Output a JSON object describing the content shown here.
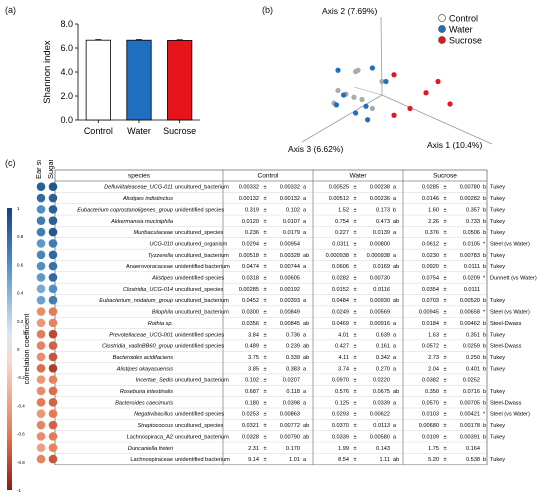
{
  "panels": {
    "a": "(a)",
    "b": "(b)",
    "c": "(c)"
  },
  "colors": {
    "control": "#ffffff",
    "water": "#1f6fc1",
    "sucrose": "#e8141c",
    "pcoa_control": "#aaaaaa"
  },
  "chart_data": [
    {
      "type": "bar",
      "title": "",
      "xlabel": "",
      "ylabel": "Shannon index",
      "categories": [
        "Control",
        "Water",
        "Sucrose"
      ],
      "values": [
        6.65,
        6.65,
        6.63
      ],
      "errors": [
        0.06,
        0.06,
        0.06
      ],
      "ylim": [
        0,
        8
      ],
      "yticks": [
        "0.0",
        "2.0",
        "4.0",
        "6.0",
        "8.0"
      ],
      "colors": [
        "#ffffff",
        "#1f6fc1",
        "#e8141c"
      ]
    },
    {
      "type": "scatter",
      "title": "",
      "axes": [
        "Axis 1 (10.4%)",
        "Axis 2 (7.69%)",
        "Axis 3 (6.62%)"
      ],
      "legend": {
        "position": "top-right",
        "items": [
          "Control",
          "Water",
          "Sucrose"
        ]
      },
      "series": [
        {
          "name": "Control",
          "color": "#aaaaaa",
          "points": [
            [
              -0.3,
              0.55
            ],
            [
              -0.33,
              0.52
            ],
            [
              -0.55,
              0.1
            ],
            [
              -0.45,
              0.02
            ],
            [
              -0.35,
              -0.05
            ],
            [
              -0.25,
              -0.1
            ],
            [
              -0.6,
              -0.18
            ],
            [
              -0.12,
              -0.3
            ],
            [
              0.0,
              0.3
            ]
          ]
        },
        {
          "name": "Water",
          "color": "#1f6fc1",
          "points": [
            [
              -0.55,
              0.55
            ],
            [
              -0.12,
              0.6
            ],
            [
              -0.2,
              -0.25
            ],
            [
              -0.33,
              -0.4
            ],
            [
              -0.18,
              -0.55
            ],
            [
              -0.48,
              0.0
            ],
            [
              -0.57,
              -0.22
            ],
            [
              0.05,
              0.3
            ]
          ]
        },
        {
          "name": "Sucrose",
          "color": "#e8141c",
          "points": [
            [
              0.15,
              0.45
            ],
            [
              0.7,
              0.3
            ],
            [
              0.55,
              0.05
            ],
            [
              0.85,
              -0.2
            ],
            [
              0.35,
              -0.3
            ],
            [
              0.15,
              -0.45
            ]
          ]
        }
      ]
    },
    {
      "type": "table",
      "colorbar": {
        "title": "correlation coefficient",
        "ticks": [
          "1",
          "0.8",
          "0.6",
          "0.4",
          "0.2",
          "0",
          "-0.2",
          "-0.4",
          "-0.6",
          "-0.8",
          "-1"
        ],
        "range": [
          -1,
          1
        ]
      },
      "corr_columns": [
        "Ear swelling",
        "Sugar intake"
      ],
      "headers": [
        "species",
        "Control",
        "Water",
        "Sucrose"
      ],
      "rows": [
        {
          "name": "Defluviitaleaceae_UCG-011",
          "italic": true,
          "suffix": "uncultured_bacterium",
          "c": [
            "0.00332",
            "0.00332",
            "a"
          ],
          "w": [
            "0.00525",
            "0.00238",
            "a"
          ],
          "s": [
            "0.0285",
            "0.00780",
            "b"
          ],
          "test": "Tukey",
          "corr": [
            0.85,
            0.9
          ]
        },
        {
          "name": "Alistipes indistinctus",
          "italic": true,
          "suffix": "",
          "c": [
            "0.00132",
            "0.00132",
            "a"
          ],
          "w": [
            "0.00512",
            "0.00236",
            "a"
          ],
          "s": [
            "0.0146",
            "0.00282",
            "b"
          ],
          "test": "Tukey",
          "corr": [
            0.8,
            0.85
          ]
        },
        {
          "name": "Eubacterium coprostanoligenes_group",
          "italic": true,
          "suffix": "unidentified species",
          "c": [
            "0.319",
            "0.102",
            "a"
          ],
          "w": [
            "1.52",
            "0.173",
            "b"
          ],
          "s": [
            "1.60",
            "0.357",
            "b"
          ],
          "test": "Tukey",
          "corr": [
            0.6,
            0.85
          ]
        },
        {
          "name": "Akkermansia muciniphila",
          "italic": true,
          "suffix": "",
          "c": [
            "0.0120",
            "0.0107",
            "a"
          ],
          "w": [
            "0.754",
            "0.473",
            "ab"
          ],
          "s": [
            "2.26",
            "0.733",
            "b"
          ],
          "test": "Tukey",
          "corr": [
            0.7,
            0.85
          ]
        },
        {
          "name": "Muribaculaceae",
          "italic": true,
          "suffix": "uncultured_species",
          "c": [
            "0.236",
            "0.0179",
            "a"
          ],
          "w": [
            "0.227",
            "0.0139",
            "a"
          ],
          "s": [
            "0.376",
            "0.0506",
            "b"
          ],
          "test": "Tukey",
          "corr": [
            0.7,
            0.9
          ]
        },
        {
          "name": "UCG-010",
          "italic": true,
          "suffix": "uncultured_organism",
          "c": [
            "0.0294",
            "0.00954",
            ""
          ],
          "w": [
            "0.0311",
            "0.00800",
            ""
          ],
          "s": [
            "0.0612",
            "0.0105",
            "*"
          ],
          "test": "Steel (vs Water)",
          "corr": [
            0.55,
            0.7
          ]
        },
        {
          "name": "Tyzzerella",
          "italic": true,
          "suffix": "uncultured_bacterium",
          "c": [
            "0.00518",
            "0.00328",
            "ab"
          ],
          "w": [
            "0.000938",
            "0.000938",
            "a"
          ],
          "s": [
            "0.0230",
            "0.00783",
            "b"
          ],
          "test": "Tukey",
          "corr": [
            0.65,
            0.8
          ]
        },
        {
          "name": "Anaerovoracaceae",
          "italic": false,
          "suffix": "unidentified bacterium",
          "c": [
            "0.0474",
            "0.00744",
            "a"
          ],
          "w": [
            "0.0606",
            "0.0169",
            "ab"
          ],
          "s": [
            "0.0920",
            "0.0111",
            "b"
          ],
          "test": "Tukey",
          "corr": [
            0.6,
            0.75
          ]
        },
        {
          "name": "Alistipes",
          "italic": true,
          "suffix": "unidentified species",
          "c": [
            "0.0318",
            "0.00605",
            ""
          ],
          "w": [
            "0.0282",
            "0.00730",
            ""
          ],
          "s": [
            "0.0754",
            "0.0209",
            "*"
          ],
          "test": "Dunnett (vs Water)",
          "corr": [
            0.55,
            0.8
          ]
        },
        {
          "name": "Clostridia_UCG-014",
          "italic": true,
          "suffix": "uncultured_species",
          "c": [
            "0.00285",
            "0.00192",
            ""
          ],
          "w": [
            "0.0152",
            "0.0116",
            ""
          ],
          "s": [
            "0.0354",
            "0.0111",
            ""
          ],
          "test": "",
          "corr": [
            0.45,
            0.6
          ]
        },
        {
          "name": "Eubacterium_nodatum_group",
          "italic": true,
          "suffix": "uncultured_bacterium",
          "c": [
            "0.0452",
            "0.00393",
            "a"
          ],
          "w": [
            "0.0484",
            "0.00930",
            "ab"
          ],
          "s": [
            "0.0703",
            "0.00520",
            "b"
          ],
          "test": "Tukey",
          "corr": [
            0.5,
            0.7
          ]
        },
        {
          "name": "Bilophila",
          "italic": true,
          "suffix": "uncultured_bacterium",
          "c": [
            "0.0300",
            "0.00849",
            ""
          ],
          "w": [
            "0.0249",
            "0.00569",
            ""
          ],
          "s": [
            "0.00945",
            "0.00658",
            "*"
          ],
          "test": "Steel (vs Water)",
          "corr": [
            -0.5,
            -0.6
          ]
        },
        {
          "name": "Rothia sp.",
          "italic": true,
          "suffix": "",
          "c": [
            "0.0356",
            "0.00845",
            "ab"
          ],
          "w": [
            "0.0469",
            "0.00916",
            "a"
          ],
          "s": [
            "0.0184",
            "0.00462",
            "b"
          ],
          "test": "Steel-Dwass",
          "corr": [
            -0.45,
            -0.55
          ]
        },
        {
          "name": "Prevotellaceae_UCG-001",
          "italic": true,
          "suffix": "unidentified species",
          "c": [
            "3.84",
            "0.736",
            "a"
          ],
          "w": [
            "4.01",
            "0.639",
            "a"
          ],
          "s": [
            "1.63",
            "0.351",
            "b"
          ],
          "test": "Tukey",
          "corr": [
            -0.6,
            -0.8
          ]
        },
        {
          "name": "Clostridia_vadinBB60_group",
          "italic": true,
          "suffix": "unidentified species",
          "c": [
            "0.489",
            "0.239",
            "ab"
          ],
          "w": [
            "0.427",
            "0.161",
            "a"
          ],
          "s": [
            "0.0572",
            "0.0259",
            "b"
          ],
          "test": "Steel-Dwass",
          "corr": [
            -0.55,
            -0.7
          ]
        },
        {
          "name": "Bacteroides acidifaciens",
          "italic": true,
          "suffix": "",
          "c": [
            "3.75",
            "0.339",
            "ab"
          ],
          "w": [
            "4.11",
            "0.342",
            "a"
          ],
          "s": [
            "2.73",
            "0.250",
            "b"
          ],
          "test": "Tukey",
          "corr": [
            -0.5,
            -0.75
          ]
        },
        {
          "name": "Alistipes okayasuensis",
          "italic": true,
          "suffix": "",
          "c": [
            "3.85",
            "0.383",
            "a"
          ],
          "w": [
            "3.74",
            "0.270",
            "a"
          ],
          "s": [
            "2.04",
            "0.401",
            "b"
          ],
          "test": "Tukey",
          "corr": [
            -0.65,
            -0.85
          ]
        },
        {
          "name": "Incertae_Sedis",
          "italic": true,
          "suffix": "uncultured_bacterium",
          "c": [
            "0.102",
            "0.0207",
            ""
          ],
          "w": [
            "0.0970",
            "0.0220",
            ""
          ],
          "s": [
            "0.0382",
            "0.0252",
            ""
          ],
          "test": "",
          "corr": [
            -0.45,
            -0.55
          ]
        },
        {
          "name": "Roseburia intestinalis",
          "italic": true,
          "suffix": "",
          "c": [
            "0.687",
            "0.118",
            "a"
          ],
          "w": [
            "0.576",
            "0.0675",
            "ab"
          ],
          "s": [
            "0.350",
            "0.0716",
            "b"
          ],
          "test": "Tukey",
          "corr": [
            -0.5,
            -0.65
          ]
        },
        {
          "name": "Bacteroides caecimuris",
          "italic": true,
          "suffix": "",
          "c": [
            "0.180",
            "0.0398",
            "a"
          ],
          "w": [
            "0.125",
            "0.0339",
            "a"
          ],
          "s": [
            "0.0570",
            "0.00705",
            "b"
          ],
          "test": "Steel-Dwass",
          "corr": [
            -0.6,
            -0.7
          ]
        },
        {
          "name": "Negativibacillus",
          "italic": true,
          "suffix": "unidentified species",
          "c": [
            "0.0253",
            "0.00863",
            ""
          ],
          "w": [
            "0.0293",
            "0.00622",
            ""
          ],
          "s": [
            "0.0103",
            "0.00421",
            "*"
          ],
          "test": "Steel (vs Water)",
          "corr": [
            -0.45,
            -0.6
          ]
        },
        {
          "name": "Streptococcus",
          "italic": true,
          "suffix": "uncultured_species",
          "c": [
            "0.0321",
            "0.00772",
            "ab"
          ],
          "w": [
            "0.0370",
            "0.0113",
            "a"
          ],
          "s": [
            "0.00680",
            "0.00178",
            "b"
          ],
          "test": "Tukey",
          "corr": [
            -0.55,
            -0.7
          ]
        },
        {
          "name": "Lachnospiraca_A2",
          "italic": false,
          "suffix": "uncultured_bacterium",
          "c": [
            "0.0328",
            "0.00790",
            "ab"
          ],
          "w": [
            "0.0339",
            "0.00580",
            "a"
          ],
          "s": [
            "0.0109",
            "0.00391",
            "b"
          ],
          "test": "Tukey",
          "corr": [
            -0.5,
            -0.6
          ]
        },
        {
          "name": "Duncaniella freteri",
          "italic": true,
          "suffix": "",
          "c": [
            "2.31",
            "0.170",
            ""
          ],
          "w": [
            "1.99",
            "0.143",
            ""
          ],
          "s": [
            "1.75",
            "0.164",
            ""
          ],
          "test": "",
          "corr": [
            -0.4,
            -0.55
          ]
        },
        {
          "name": "Lachnospiraceae",
          "italic": false,
          "suffix": "unidentified bacterium",
          "c": [
            "9.14",
            "1.01",
            "a"
          ],
          "w": [
            "8.54",
            "1.11",
            "ab"
          ],
          "s": [
            "5.20",
            "0.538",
            "b"
          ],
          "test": "Tukey",
          "corr": [
            -0.55,
            -0.75
          ]
        }
      ]
    }
  ]
}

--- --- ---

▶ _WORK INSTRUCTION_
After identifying the lines above that contain "Bacteroides", copy each one.

▶ _WRITTEN ANSWER_
          "name": "Bacteroides acidifaciens",
          "name": "Bacteroides caecimuris",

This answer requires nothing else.